Data entries for graphics:
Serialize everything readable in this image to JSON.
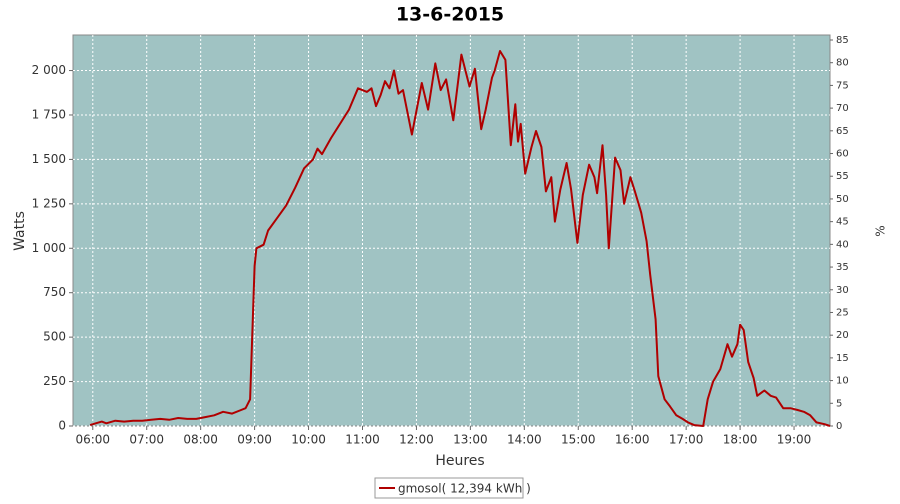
{
  "chart_data": {
    "type": "line",
    "title": "13-6-2015",
    "x_label": "Heures",
    "y_label": "Watts",
    "y2_label": "%",
    "x": [
      "05:57",
      "06:00",
      "06:10",
      "06:15",
      "06:25",
      "06:35",
      "06:45",
      "06:55",
      "07:05",
      "07:15",
      "07:25",
      "07:35",
      "07:45",
      "07:55",
      "08:05",
      "08:15",
      "08:25",
      "08:35",
      "08:45",
      "08:50",
      "08:55",
      "09:00",
      "09:02",
      "09:10",
      "09:15",
      "09:25",
      "09:35",
      "09:45",
      "09:55",
      "10:05",
      "10:10",
      "10:15",
      "10:25",
      "10:35",
      "10:45",
      "10:55",
      "11:05",
      "11:10",
      "11:15",
      "11:20",
      "11:25",
      "11:30",
      "11:35",
      "11:40",
      "11:45",
      "11:55",
      "12:06",
      "12:13",
      "12:21",
      "12:27",
      "12:33",
      "12:41",
      "12:50",
      "12:59",
      "13:05",
      "13:12",
      "13:17",
      "13:24",
      "13:27",
      "13:33",
      "13:39",
      "13:45",
      "13:50",
      "13:53",
      "13:56",
      "14:01",
      "14:08",
      "14:13",
      "14:19",
      "14:24",
      "14:30",
      "14:34",
      "14:40",
      "14:47",
      "14:52",
      "14:59",
      "15:05",
      "15:12",
      "15:18",
      "15:21",
      "15:27",
      "15:31",
      "15:34",
      "15:41",
      "15:47",
      "15:51",
      "15:58",
      "16:03",
      "16:10",
      "16:16",
      "16:20",
      "16:26",
      "16:29",
      "16:36",
      "16:42",
      "16:49",
      "16:56",
      "17:02",
      "17:09",
      "17:19",
      "17:24",
      "17:30",
      "17:38",
      "17:46",
      "17:51",
      "17:57",
      "18:00",
      "18:04",
      "18:09",
      "18:15",
      "18:19",
      "18:27",
      "18:34",
      "18:40",
      "18:48",
      "18:56",
      "19:04",
      "19:11",
      "19:18",
      "19:25",
      "19:34",
      "19:40"
    ],
    "series": [
      {
        "name": "gmosol( 12,394 kWh )",
        "color": "#b00000",
        "values": [
          5,
          10,
          25,
          15,
          30,
          25,
          30,
          30,
          35,
          40,
          35,
          45,
          40,
          40,
          50,
          60,
          80,
          70,
          90,
          100,
          150,
          900,
          1000,
          1020,
          1100,
          1170,
          1240,
          1340,
          1450,
          1500,
          1560,
          1530,
          1620,
          1700,
          1780,
          1900,
          1880,
          1900,
          1800,
          1860,
          1940,
          1900,
          2000,
          1870,
          1890,
          1640,
          1930,
          1780,
          2040,
          1890,
          1950,
          1720,
          2090,
          1910,
          2010,
          1670,
          1780,
          1960,
          2000,
          2110,
          2060,
          1580,
          1810,
          1600,
          1700,
          1420,
          1570,
          1660,
          1570,
          1320,
          1400,
          1150,
          1330,
          1480,
          1330,
          1030,
          1300,
          1470,
          1400,
          1310,
          1580,
          1300,
          1000,
          1510,
          1440,
          1250,
          1400,
          1320,
          1200,
          1040,
          850,
          600,
          280,
          150,
          110,
          60,
          40,
          20,
          5,
          0,
          150,
          250,
          320,
          460,
          390,
          460,
          570,
          540,
          360,
          270,
          170,
          200,
          170,
          160,
          100,
          100,
          90,
          80,
          60,
          20,
          10,
          0
        ]
      }
    ],
    "xlim": [
      "05:38",
      "19:40"
    ],
    "xticks": [
      "06:00",
      "07:00",
      "08:00",
      "09:00",
      "10:00",
      "11:00",
      "12:00",
      "13:00",
      "14:00",
      "15:00",
      "16:00",
      "17:00",
      "18:00",
      "19:00"
    ],
    "ylim": [
      0,
      2200
    ],
    "yticks": [
      0,
      250,
      500,
      750,
      {
        "value": 1000,
        "label": "1 000"
      },
      {
        "value": 1250,
        "label": "1 250"
      },
      {
        "value": 1500,
        "label": "1 500"
      },
      {
        "value": 1750,
        "label": "1 750"
      },
      {
        "value": 2000,
        "label": "2 000"
      }
    ],
    "y2lim": [
      0,
      86.1
    ],
    "y2ticks": [
      0,
      5,
      10,
      15,
      20,
      25,
      30,
      35,
      40,
      45,
      50,
      55,
      60,
      65,
      70,
      75,
      80,
      85
    ],
    "grid": true,
    "plot_background": "#a0c3c3",
    "legend": "bottom"
  }
}
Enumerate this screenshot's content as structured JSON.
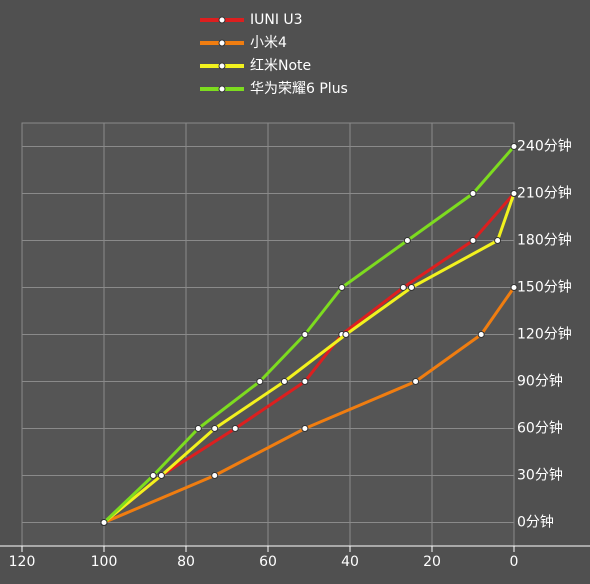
{
  "chart_data": {
    "type": "line",
    "xlim": [
      120,
      0
    ],
    "xticks": [
      120,
      100,
      80,
      60,
      40,
      20,
      0
    ],
    "ylim": [
      -15,
      255
    ],
    "yticks": [
      {
        "value": 0,
        "label": "0分钟"
      },
      {
        "value": 30,
        "label": "30分钟"
      },
      {
        "value": 60,
        "label": "60分钟"
      },
      {
        "value": 90,
        "label": "90分钟"
      },
      {
        "value": 120,
        "label": "120分钟"
      },
      {
        "value": 150,
        "label": "150分钟"
      },
      {
        "value": 180,
        "label": "180分钟"
      },
      {
        "value": 210,
        "label": "210分钟"
      },
      {
        "value": 240,
        "label": "240分钟"
      }
    ],
    "grid": true,
    "legend": "top",
    "series": [
      {
        "name": "IUNI U3",
        "color": "#dd1f1f",
        "x": [
          100,
          86,
          68,
          51,
          42,
          27,
          10,
          0
        ],
        "values": [
          0,
          30,
          60,
          90,
          120,
          150,
          180,
          210
        ]
      },
      {
        "name": "小米4",
        "color": "#f07d10",
        "x": [
          100,
          73,
          51,
          24,
          8,
          0
        ],
        "values": [
          0,
          30,
          60,
          90,
          120,
          150
        ]
      },
      {
        "name": "红米Note",
        "color": "#f2f21e",
        "x": [
          100,
          86,
          73,
          56,
          41,
          25,
          4,
          0
        ],
        "values": [
          0,
          30,
          60,
          90,
          120,
          150,
          180,
          210
        ]
      },
      {
        "name": "华为荣耀6 Plus",
        "color": "#7ddc1f",
        "x": [
          100,
          88,
          77,
          62,
          51,
          42,
          26,
          10,
          0
        ],
        "values": [
          0,
          30,
          60,
          90,
          120,
          150,
          180,
          210,
          240
        ]
      }
    ]
  }
}
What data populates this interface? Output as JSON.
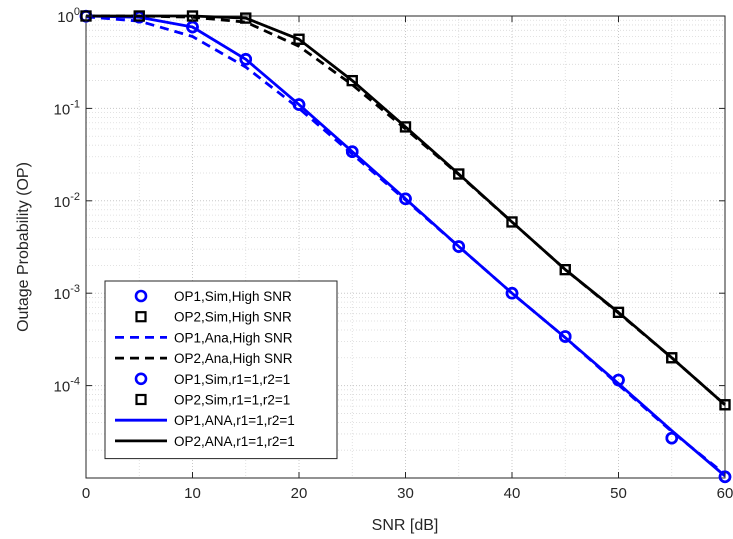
{
  "chart_data": {
    "type": "line",
    "xlabel": "SNR [dB]",
    "ylabel": "Outage Probability (OP)",
    "xlim": [
      0,
      60
    ],
    "ylim": [
      1e-05,
      1
    ],
    "yscale": "log",
    "grid": true,
    "minor_grid": true,
    "legend_position": "bottom-left",
    "x_ticks": [
      0,
      10,
      20,
      30,
      40,
      50,
      60
    ],
    "x_tick_labels": [
      "0",
      "10",
      "20",
      "30",
      "40",
      "50",
      "60"
    ],
    "y_ticks": [
      {
        "value": 1,
        "base": "10",
        "exp": "0"
      },
      {
        "value": 0.1,
        "base": "10",
        "exp": "-1"
      },
      {
        "value": 0.01,
        "base": "10",
        "exp": "-2"
      },
      {
        "value": 0.001,
        "base": "10",
        "exp": "-3"
      },
      {
        "value": 0.0001,
        "base": "10",
        "exp": "-4"
      }
    ],
    "x": [
      0,
      5,
      10,
      15,
      20,
      25,
      30,
      35,
      40,
      45,
      50,
      55,
      60
    ],
    "series": [
      {
        "name": "OP1,Sim,High SNR",
        "style": "marker",
        "marker": "circle",
        "color": "#0000ff",
        "values": [
          0.995,
          0.97,
          0.76,
          0.34,
          0.11,
          0.034,
          0.0105,
          0.0032,
          0.001,
          0.00034,
          0.000115,
          2.7e-05,
          1.03e-05
        ]
      },
      {
        "name": "OP2,Sim,High SNR",
        "style": "marker",
        "marker": "square",
        "color": "#000000",
        "values": [
          1,
          1,
          1,
          0.95,
          0.56,
          0.2,
          0.063,
          0.0195,
          0.0059,
          0.0018,
          0.00062,
          0.0002,
          6.2e-05
        ]
      },
      {
        "name": "OP1,Ana,High SNR",
        "style": "dashed",
        "color": "#0000ff",
        "values": [
          0.98,
          0.88,
          0.6,
          0.28,
          0.1,
          0.032,
          0.0102,
          0.0032,
          0.001,
          0.00033,
          0.000102,
          3.18e-05,
          1.1e-05
        ]
      },
      {
        "name": "OP2,Ana,High SNR",
        "style": "dashed",
        "color": "#000000",
        "values": [
          1,
          1,
          0.97,
          0.86,
          0.47,
          0.18,
          0.06,
          0.0192,
          0.0059,
          0.0018,
          0.00061,
          0.0002,
          6.2e-05
        ]
      },
      {
        "name": "OP1,Sim,r1=1,r2=1",
        "style": "marker",
        "marker": "circle",
        "color": "#0000ff",
        "values": [
          0.995,
          0.97,
          0.76,
          0.34,
          0.11,
          0.034,
          0.0105,
          0.0032,
          0.001,
          0.00034,
          0.000115,
          2.7e-05,
          1.03e-05
        ]
      },
      {
        "name": "OP2,Sim,r1=1,r2=1",
        "style": "marker",
        "marker": "square",
        "color": "#000000",
        "values": [
          1,
          1,
          1,
          0.95,
          0.56,
          0.2,
          0.063,
          0.0195,
          0.0059,
          0.0018,
          0.00062,
          0.0002,
          6.2e-05
        ]
      },
      {
        "name": "OP1,ANA,r1=1,r2=1",
        "style": "solid",
        "color": "#0000ff",
        "values": [
          1,
          0.97,
          0.76,
          0.34,
          0.11,
          0.034,
          0.0105,
          0.0032,
          0.001,
          0.00033,
          0.000105,
          3.25e-05,
          1.05e-05
        ]
      },
      {
        "name": "OP2,ANA,r1=1,r2=1",
        "style": "solid",
        "color": "#000000",
        "values": [
          1,
          1,
          1,
          0.95,
          0.56,
          0.2,
          0.063,
          0.0195,
          0.0059,
          0.0018,
          0.00062,
          0.0002,
          6.2e-05
        ]
      }
    ]
  }
}
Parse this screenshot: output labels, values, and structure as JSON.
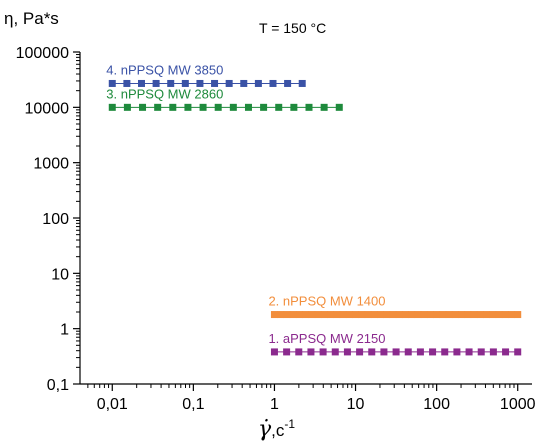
{
  "chart_data": {
    "type": "scatter",
    "annotation": "T = 150 °C",
    "ylabel": "η, Pa*s",
    "xlabel_symbol": "γ̇",
    "xlabel_unit": ",c",
    "xlabel_exp": "-1",
    "xscale": "log",
    "yscale": "log",
    "xlim": [
      0.004,
      1500
    ],
    "ylim": [
      0.1,
      100000
    ],
    "grid": false,
    "legend": "inline labels",
    "x_ticks": [
      {
        "value": 0.01,
        "label": "0,01"
      },
      {
        "value": 0.1,
        "label": "0,1"
      },
      {
        "value": 1,
        "label": "1"
      },
      {
        "value": 10,
        "label": "10"
      },
      {
        "value": 100,
        "label": "100"
      },
      {
        "value": 1000,
        "label": "1000"
      }
    ],
    "y_ticks": [
      {
        "value": 0.1,
        "label": "0,1"
      },
      {
        "value": 1,
        "label": "1"
      },
      {
        "value": 10,
        "label": "10"
      },
      {
        "value": 100,
        "label": "100"
      },
      {
        "value": 1000,
        "label": "1000"
      },
      {
        "value": 10000,
        "label": "10000"
      },
      {
        "value": 100000,
        "label": "100000"
      }
    ],
    "series": [
      {
        "name": "4. nPPSQ MW 3850",
        "color": "#3a52a6",
        "x_range": [
          0.01,
          2.2
        ],
        "y": 27000,
        "points": 14
      },
      {
        "name": "3. nPPSQ MW 2860",
        "color": "#1e8a3c",
        "x_range": [
          0.01,
          6.3
        ],
        "y": 10000,
        "points": 16
      },
      {
        "name": "2. nPPSQ MW 1400",
        "color": "#f28e3c",
        "x_range": [
          1,
          1000
        ],
        "y": 1.8,
        "points": 40
      },
      {
        "name": "1. aPPSQ MW 2150",
        "color": "#8b2a8e",
        "x_range": [
          1,
          1000
        ],
        "y": 0.38,
        "points": 21
      }
    ]
  }
}
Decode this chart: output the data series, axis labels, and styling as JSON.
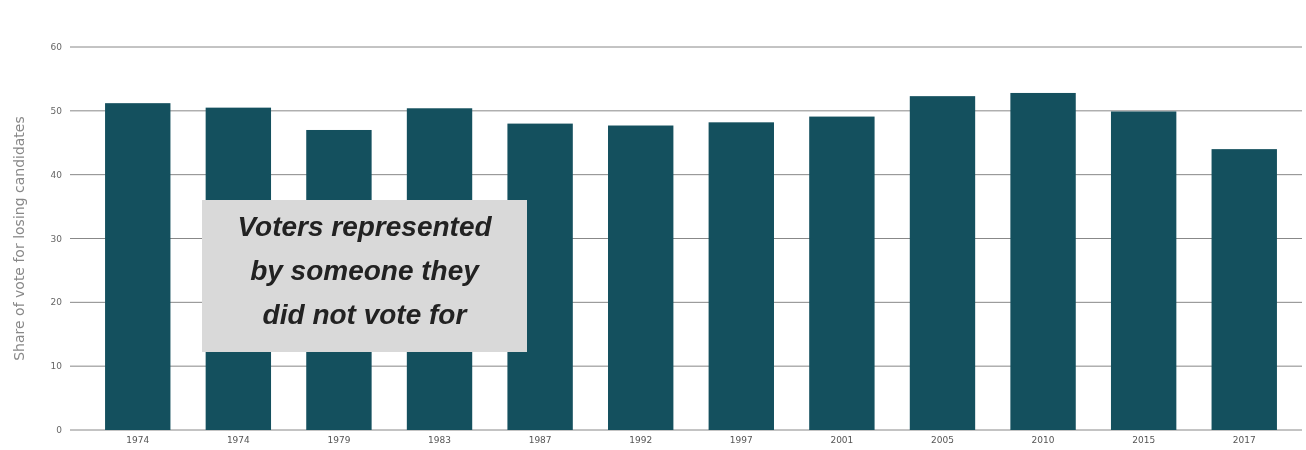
{
  "chart_data": {
    "type": "bar",
    "ylabel": "Share of vote for losing candidates",
    "categories": [
      "1974",
      "1974",
      "1979",
      "1983",
      "1987",
      "1992",
      "1997",
      "2001",
      "2005",
      "2010",
      "2015",
      "2017"
    ],
    "values": [
      51.2,
      50.5,
      47.0,
      50.4,
      48.0,
      47.7,
      48.2,
      49.1,
      52.3,
      52.8,
      49.9,
      44.0
    ],
    "color": "#14505e",
    "ylim": [
      0,
      60
    ],
    "yticks": [
      0,
      10,
      20,
      30,
      40,
      50,
      60
    ],
    "grid": "y",
    "annotations": [
      "Voters represented by someone they did not vote for"
    ]
  }
}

* **WORK TO DO**:
Copy out each line of the entries that holds "ylabel".

* **RESPONSE TO THIS EXERCISE**:
    "ylabel": "Outage Probability (OP)",
    "ylabel": "η, Pa*s",
    "ylabel": "Share of vote for losing candidates",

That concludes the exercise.